● Your task: Go through the records underneath and write each one out again exactly.

--- START Given records ---

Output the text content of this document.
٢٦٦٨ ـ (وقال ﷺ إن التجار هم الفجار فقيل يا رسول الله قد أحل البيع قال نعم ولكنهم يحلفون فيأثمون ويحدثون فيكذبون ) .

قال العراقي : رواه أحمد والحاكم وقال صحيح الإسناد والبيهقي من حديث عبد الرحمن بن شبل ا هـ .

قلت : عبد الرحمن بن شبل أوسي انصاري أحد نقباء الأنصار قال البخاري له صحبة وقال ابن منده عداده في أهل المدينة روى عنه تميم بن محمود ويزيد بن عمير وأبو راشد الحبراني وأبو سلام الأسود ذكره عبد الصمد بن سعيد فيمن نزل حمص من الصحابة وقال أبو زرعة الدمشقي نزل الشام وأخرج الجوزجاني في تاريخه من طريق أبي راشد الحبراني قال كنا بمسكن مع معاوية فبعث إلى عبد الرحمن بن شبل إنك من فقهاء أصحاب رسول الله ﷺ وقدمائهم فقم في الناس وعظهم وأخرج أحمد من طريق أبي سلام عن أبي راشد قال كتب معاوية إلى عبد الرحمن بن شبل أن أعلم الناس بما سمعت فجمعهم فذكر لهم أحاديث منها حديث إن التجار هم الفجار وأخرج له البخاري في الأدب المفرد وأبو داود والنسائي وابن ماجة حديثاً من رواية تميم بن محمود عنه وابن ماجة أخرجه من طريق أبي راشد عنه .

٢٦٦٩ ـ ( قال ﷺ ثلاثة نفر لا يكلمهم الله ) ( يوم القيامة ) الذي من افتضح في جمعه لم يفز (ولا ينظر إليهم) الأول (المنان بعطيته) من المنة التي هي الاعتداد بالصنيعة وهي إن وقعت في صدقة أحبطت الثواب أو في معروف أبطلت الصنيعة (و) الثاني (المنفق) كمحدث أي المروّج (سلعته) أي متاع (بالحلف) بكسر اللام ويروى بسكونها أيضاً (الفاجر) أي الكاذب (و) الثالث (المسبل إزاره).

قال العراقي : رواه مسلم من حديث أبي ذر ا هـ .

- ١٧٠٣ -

--- END Given records ---

● Complete response:
Output the text content of this document.
٢٦٦٨ ـ (وقال ﷺ إن التجار هم الفجار فقيل يا رسول الله قد أحل البيع قال نعم ولكنهم يحلفون فيأثمون ويحدثون فيكذبون ) .

قال العراقي : رواه أحمد والحاكم وقال صحيح الإسناد والبيهقي من حديث عبد الرحمن بن شبل ا هـ .

قلت : عبد الرحمن بن شبل أوسي انصاري أحد نقباء الأنصار قال البخاري له صحبة وقال ابن منده عداده في أهل المدينة روى عنه تميم بن محمود ويزيد بن عمير وأبو راشد الحبراني وأبو سلام الأسود ذكره عبد الصمد بن سعيد فيمن نزل حمص من الصحابة وقال أبو زرعة الدمشقي نزل الشام وأخرج الجوزجاني في تاريخه من طريق أبي راشد الحبراني قال كنا بمسكن مع معاوية فبعث إلى عبد الرحمن بن شبل إنك من فقهاء أصحاب رسول الله ﷺ وقدمائهم فقم في الناس وعظهم وأخرج أحمد من طريق أبي سلام عن أبي راشد قال كتب معاوية إلى عبد الرحمن بن شبل أن أعلم الناس بما سمعت فجمعهم فذكر لهم أحاديث منها حديث إن التجار هم الفجار وأخرج له البخاري في الأدب المفرد وأبو داود والنسائي وابن ماجة حديثاً من رواية تميم بن محمود عنه وابن ماجة أخرجه من طريق أبي راشد عنه .

٢٦٦٩ ـ ( قال ﷺ ثلاثة نفر لا يكلمهم الله ) ( يوم القيامة ) الذي من افتضح في جمعه لم يفز (ولا ينظر إليهم) الأول (المنان بعطيته) من المنة التي هي الاعتداد بالصنيعة وهي إن وقعت في صدقة أحبطت الثواب أو في معروف أبطلت الصنيعة (و) الثاني (المنفق) كمحدث أي المروّج (سلعته) أي متاع (بالحلف) بكسر اللام ويروى بسكونها أيضاً (الفاجر) أي الكاذب (و) الثالث (المسبل إزاره).

قال العراقي : رواه مسلم من حديث أبي ذر ا هـ .

- ١٧٠٣ -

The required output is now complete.